[Brief]: Can you reproduce each of the following lines with no changes at all?

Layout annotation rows
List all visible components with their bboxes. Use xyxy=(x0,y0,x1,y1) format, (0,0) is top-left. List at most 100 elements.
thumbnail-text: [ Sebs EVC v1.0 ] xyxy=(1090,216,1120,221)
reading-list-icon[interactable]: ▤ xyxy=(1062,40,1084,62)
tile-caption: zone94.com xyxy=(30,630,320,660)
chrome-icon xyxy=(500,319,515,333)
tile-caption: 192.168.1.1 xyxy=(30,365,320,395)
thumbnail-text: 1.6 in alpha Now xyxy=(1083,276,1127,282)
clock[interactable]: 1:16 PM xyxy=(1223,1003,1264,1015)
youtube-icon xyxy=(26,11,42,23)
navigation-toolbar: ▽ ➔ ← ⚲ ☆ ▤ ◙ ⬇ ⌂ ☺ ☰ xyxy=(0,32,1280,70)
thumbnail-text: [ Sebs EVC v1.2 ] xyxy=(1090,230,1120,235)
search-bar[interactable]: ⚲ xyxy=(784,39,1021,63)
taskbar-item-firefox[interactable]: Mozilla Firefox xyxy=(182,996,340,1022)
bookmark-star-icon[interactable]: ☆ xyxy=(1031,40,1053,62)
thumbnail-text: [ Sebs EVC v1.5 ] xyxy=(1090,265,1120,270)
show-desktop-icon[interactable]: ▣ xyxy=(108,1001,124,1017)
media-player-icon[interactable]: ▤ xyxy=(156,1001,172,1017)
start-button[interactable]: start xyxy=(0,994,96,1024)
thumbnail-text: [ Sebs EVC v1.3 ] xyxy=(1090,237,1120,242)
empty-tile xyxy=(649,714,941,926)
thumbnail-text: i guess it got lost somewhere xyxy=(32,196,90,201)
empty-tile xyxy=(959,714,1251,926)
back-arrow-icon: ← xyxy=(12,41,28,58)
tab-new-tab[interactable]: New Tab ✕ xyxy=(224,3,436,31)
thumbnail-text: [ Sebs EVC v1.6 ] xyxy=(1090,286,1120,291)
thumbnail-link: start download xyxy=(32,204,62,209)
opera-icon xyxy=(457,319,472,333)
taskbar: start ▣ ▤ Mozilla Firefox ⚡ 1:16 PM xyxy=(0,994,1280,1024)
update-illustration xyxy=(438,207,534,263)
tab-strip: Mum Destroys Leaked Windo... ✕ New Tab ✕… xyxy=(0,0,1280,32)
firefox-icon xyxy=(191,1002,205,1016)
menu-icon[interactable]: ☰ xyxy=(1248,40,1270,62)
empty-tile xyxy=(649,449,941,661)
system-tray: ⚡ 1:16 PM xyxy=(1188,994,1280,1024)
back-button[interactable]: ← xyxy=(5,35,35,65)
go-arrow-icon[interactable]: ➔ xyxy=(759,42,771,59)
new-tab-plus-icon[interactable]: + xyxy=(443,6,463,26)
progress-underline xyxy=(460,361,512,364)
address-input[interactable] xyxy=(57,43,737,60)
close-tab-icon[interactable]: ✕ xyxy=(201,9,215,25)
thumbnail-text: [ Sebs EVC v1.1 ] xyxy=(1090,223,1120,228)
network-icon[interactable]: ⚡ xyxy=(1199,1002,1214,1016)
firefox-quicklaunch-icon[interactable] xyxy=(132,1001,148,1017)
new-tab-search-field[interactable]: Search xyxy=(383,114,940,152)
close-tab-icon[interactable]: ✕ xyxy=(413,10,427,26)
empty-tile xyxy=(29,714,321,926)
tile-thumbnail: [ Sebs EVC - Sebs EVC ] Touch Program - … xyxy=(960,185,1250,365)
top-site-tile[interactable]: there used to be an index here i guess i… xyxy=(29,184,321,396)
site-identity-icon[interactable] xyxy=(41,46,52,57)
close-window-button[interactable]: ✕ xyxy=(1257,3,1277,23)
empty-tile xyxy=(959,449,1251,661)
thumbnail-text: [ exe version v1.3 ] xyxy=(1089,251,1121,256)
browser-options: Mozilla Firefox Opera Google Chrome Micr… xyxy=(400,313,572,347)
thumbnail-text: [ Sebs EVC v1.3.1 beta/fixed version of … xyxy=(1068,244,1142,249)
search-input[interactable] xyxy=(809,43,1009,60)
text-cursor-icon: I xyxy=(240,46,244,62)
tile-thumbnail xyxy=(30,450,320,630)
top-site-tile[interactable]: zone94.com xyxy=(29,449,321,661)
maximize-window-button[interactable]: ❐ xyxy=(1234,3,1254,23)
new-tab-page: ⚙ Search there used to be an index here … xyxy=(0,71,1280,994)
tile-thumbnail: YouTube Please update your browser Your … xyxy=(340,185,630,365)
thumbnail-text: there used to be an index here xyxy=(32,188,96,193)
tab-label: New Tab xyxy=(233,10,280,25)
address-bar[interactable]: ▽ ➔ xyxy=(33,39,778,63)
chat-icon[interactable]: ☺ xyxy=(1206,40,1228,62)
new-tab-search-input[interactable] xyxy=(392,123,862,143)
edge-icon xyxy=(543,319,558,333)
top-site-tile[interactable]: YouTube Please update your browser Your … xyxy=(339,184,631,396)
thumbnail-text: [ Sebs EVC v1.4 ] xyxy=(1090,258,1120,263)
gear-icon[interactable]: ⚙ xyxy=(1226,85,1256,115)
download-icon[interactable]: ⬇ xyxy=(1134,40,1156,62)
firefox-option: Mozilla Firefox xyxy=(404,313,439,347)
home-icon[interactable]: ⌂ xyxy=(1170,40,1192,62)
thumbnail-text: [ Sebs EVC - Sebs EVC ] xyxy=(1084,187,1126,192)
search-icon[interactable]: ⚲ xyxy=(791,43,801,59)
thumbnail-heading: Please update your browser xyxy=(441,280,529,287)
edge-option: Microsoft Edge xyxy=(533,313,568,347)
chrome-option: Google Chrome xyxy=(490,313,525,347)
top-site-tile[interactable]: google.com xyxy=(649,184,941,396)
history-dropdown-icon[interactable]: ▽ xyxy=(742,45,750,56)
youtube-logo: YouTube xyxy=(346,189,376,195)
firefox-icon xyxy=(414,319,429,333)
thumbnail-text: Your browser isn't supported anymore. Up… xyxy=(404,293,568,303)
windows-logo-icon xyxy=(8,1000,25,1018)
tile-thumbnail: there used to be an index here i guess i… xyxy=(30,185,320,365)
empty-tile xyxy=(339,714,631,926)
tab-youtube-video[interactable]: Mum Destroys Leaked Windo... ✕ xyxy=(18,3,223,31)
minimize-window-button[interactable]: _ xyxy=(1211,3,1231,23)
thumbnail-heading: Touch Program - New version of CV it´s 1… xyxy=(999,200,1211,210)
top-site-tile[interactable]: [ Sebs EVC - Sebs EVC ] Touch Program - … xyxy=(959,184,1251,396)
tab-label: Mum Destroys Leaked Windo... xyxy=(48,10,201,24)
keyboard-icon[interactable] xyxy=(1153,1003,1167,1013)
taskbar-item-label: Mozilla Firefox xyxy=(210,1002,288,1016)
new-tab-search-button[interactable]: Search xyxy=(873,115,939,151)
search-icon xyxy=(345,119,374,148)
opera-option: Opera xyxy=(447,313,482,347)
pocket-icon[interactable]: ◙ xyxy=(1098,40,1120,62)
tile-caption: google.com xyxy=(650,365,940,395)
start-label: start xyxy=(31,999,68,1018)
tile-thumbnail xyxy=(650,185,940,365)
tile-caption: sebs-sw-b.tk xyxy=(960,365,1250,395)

[Written solution]:
List all visible components with their bboxes. Use xyxy=(x0,y0,x1,y1) format, (0,0) is top-left. List at most 100 elements.
thumbnail-text: [ Sebs EVC v1.0 ] xyxy=(1090,216,1120,221)
reading-list-icon[interactable]: ▤ xyxy=(1062,40,1084,62)
tile-caption: zone94.com xyxy=(30,630,320,660)
chrome-icon xyxy=(500,319,515,333)
tile-caption: 192.168.1.1 xyxy=(30,365,320,395)
thumbnail-text: 1.6 in alpha Now xyxy=(1083,276,1127,282)
clock[interactable]: 1:16 PM xyxy=(1223,1003,1264,1015)
youtube-icon xyxy=(26,11,42,23)
navigation-toolbar: ▽ ➔ ← ⚲ ☆ ▤ ◙ ⬇ ⌂ ☺ ☰ xyxy=(0,32,1280,70)
thumbnail-text: [ Sebs EVC v1.2 ] xyxy=(1090,230,1120,235)
search-bar[interactable]: ⚲ xyxy=(784,39,1021,63)
taskbar-item-firefox[interactable]: Mozilla Firefox xyxy=(182,996,340,1022)
bookmark-star-icon[interactable]: ☆ xyxy=(1031,40,1053,62)
thumbnail-text: [ Sebs EVC v1.5 ] xyxy=(1090,265,1120,270)
show-desktop-icon[interactable]: ▣ xyxy=(108,1001,124,1017)
media-player-icon[interactable]: ▤ xyxy=(156,1001,172,1017)
start-button[interactable]: start xyxy=(0,994,96,1024)
thumbnail-text: [ Sebs EVC v1.3 ] xyxy=(1090,237,1120,242)
empty-tile xyxy=(649,714,941,926)
thumbnail-text: i guess it got lost somewhere xyxy=(32,196,90,201)
empty-tile xyxy=(959,714,1251,926)
back-arrow-icon: ← xyxy=(12,41,28,58)
tab-new-tab[interactable]: New Tab ✕ xyxy=(224,3,436,31)
thumbnail-text: [ Sebs EVC v1.6 ] xyxy=(1090,286,1120,291)
thumbnail-link: start download xyxy=(32,204,62,209)
opera-icon xyxy=(457,319,472,333)
taskbar: start ▣ ▤ Mozilla Firefox ⚡ 1:16 PM xyxy=(0,994,1280,1024)
update-illustration xyxy=(438,207,534,263)
tab-strip: Mum Destroys Leaked Windo... ✕ New Tab ✕… xyxy=(0,0,1280,32)
firefox-icon xyxy=(191,1002,205,1016)
menu-icon[interactable]: ☰ xyxy=(1248,40,1270,62)
empty-tile xyxy=(649,449,941,661)
system-tray: ⚡ 1:16 PM xyxy=(1188,994,1280,1024)
back-button[interactable]: ← xyxy=(5,35,35,65)
go-arrow-icon[interactable]: ➔ xyxy=(759,42,771,59)
new-tab-plus-icon[interactable]: + xyxy=(443,6,463,26)
progress-underline xyxy=(460,361,512,364)
address-input[interactable] xyxy=(57,43,737,60)
close-tab-icon[interactable]: ✕ xyxy=(201,9,215,25)
thumbnail-text: [ Sebs EVC v1.1 ] xyxy=(1090,223,1120,228)
network-icon[interactable]: ⚡ xyxy=(1199,1002,1214,1016)
firefox-quicklaunch-icon[interactable] xyxy=(132,1001,148,1017)
new-tab-search-field[interactable]: Search xyxy=(383,114,940,152)
close-tab-icon[interactable]: ✕ xyxy=(413,10,427,26)
empty-tile xyxy=(29,714,321,926)
tile-thumbnail: [ Sebs EVC - Sebs EVC ] Touch Program - … xyxy=(960,185,1250,365)
top-site-tile[interactable]: there used to be an index here i guess i… xyxy=(29,184,321,396)
site-identity-icon[interactable] xyxy=(41,46,52,57)
close-window-button[interactable]: ✕ xyxy=(1257,3,1277,23)
empty-tile xyxy=(959,449,1251,661)
thumbnail-text: [ exe version v1.3 ] xyxy=(1089,251,1121,256)
browser-options: Mozilla Firefox Opera Google Chrome Micr… xyxy=(400,313,572,347)
thumbnail-text: [ Sebs EVC v1.3.1 beta/fixed version of … xyxy=(1068,244,1142,249)
search-input[interactable] xyxy=(809,43,1009,60)
text-cursor-icon: I xyxy=(240,46,244,62)
tile-thumbnail xyxy=(30,450,320,630)
top-site-tile[interactable]: zone94.com xyxy=(29,449,321,661)
maximize-window-button[interactable]: ❐ xyxy=(1234,3,1254,23)
new-tab-page: ⚙ Search there used to be an index here … xyxy=(0,71,1280,994)
tile-thumbnail: YouTube Please update your browser Your … xyxy=(340,185,630,365)
thumbnail-text: there used to be an index here xyxy=(32,188,96,193)
tab-label: New Tab xyxy=(233,10,280,25)
address-bar[interactable]: ▽ ➔ xyxy=(33,39,778,63)
chat-icon[interactable]: ☺ xyxy=(1206,40,1228,62)
new-tab-search-input[interactable] xyxy=(392,123,862,143)
edge-icon xyxy=(543,319,558,333)
top-site-tile[interactable]: YouTube Please update your browser Your … xyxy=(339,184,631,396)
thumbnail-text: [ Sebs EVC v1.4 ] xyxy=(1090,258,1120,263)
gear-icon[interactable]: ⚙ xyxy=(1226,85,1256,115)
download-icon[interactable]: ⬇ xyxy=(1134,40,1156,62)
firefox-option: Mozilla Firefox xyxy=(404,313,439,347)
home-icon[interactable]: ⌂ xyxy=(1170,40,1192,62)
thumbnail-text: [ Sebs EVC - Sebs EVC ] xyxy=(1084,187,1126,192)
search-icon[interactable]: ⚲ xyxy=(791,43,801,59)
thumbnail-heading: Please update your browser xyxy=(441,280,529,287)
edge-option: Microsoft Edge xyxy=(533,313,568,347)
chrome-option: Google Chrome xyxy=(490,313,525,347)
top-site-tile[interactable]: google.com xyxy=(649,184,941,396)
history-dropdown-icon[interactable]: ▽ xyxy=(742,45,750,56)
youtube-logo: YouTube xyxy=(346,189,376,195)
firefox-icon xyxy=(414,319,429,333)
thumbnail-text: Your browser isn't supported anymore. Up… xyxy=(404,293,568,303)
windows-logo-icon xyxy=(8,1000,25,1018)
tile-thumbnail: there used to be an index here i guess i… xyxy=(30,185,320,365)
empty-tile xyxy=(339,714,631,926)
tab-youtube-video[interactable]: Mum Destroys Leaked Windo... ✕ xyxy=(18,3,223,31)
minimize-window-button[interactable]: _ xyxy=(1211,3,1231,23)
thumbnail-heading: Touch Program - New version of CV it´s 1… xyxy=(999,200,1211,210)
top-site-tile[interactable]: [ Sebs EVC - Sebs EVC ] Touch Program - … xyxy=(959,184,1251,396)
tab-label: Mum Destroys Leaked Windo... xyxy=(48,10,201,24)
keyboard-icon[interactable] xyxy=(1153,1003,1167,1013)
taskbar-item-label: Mozilla Firefox xyxy=(210,1002,288,1016)
new-tab-search-button[interactable]: Search xyxy=(873,115,939,151)
search-icon xyxy=(345,119,374,148)
opera-option: Opera xyxy=(447,313,482,347)
pocket-icon[interactable]: ◙ xyxy=(1098,40,1120,62)
tile-caption: google.com xyxy=(650,365,940,395)
start-label: start xyxy=(31,999,68,1018)
tile-thumbnail xyxy=(650,185,940,365)
tile-caption: sebs-sw-b.tk xyxy=(960,365,1250,395)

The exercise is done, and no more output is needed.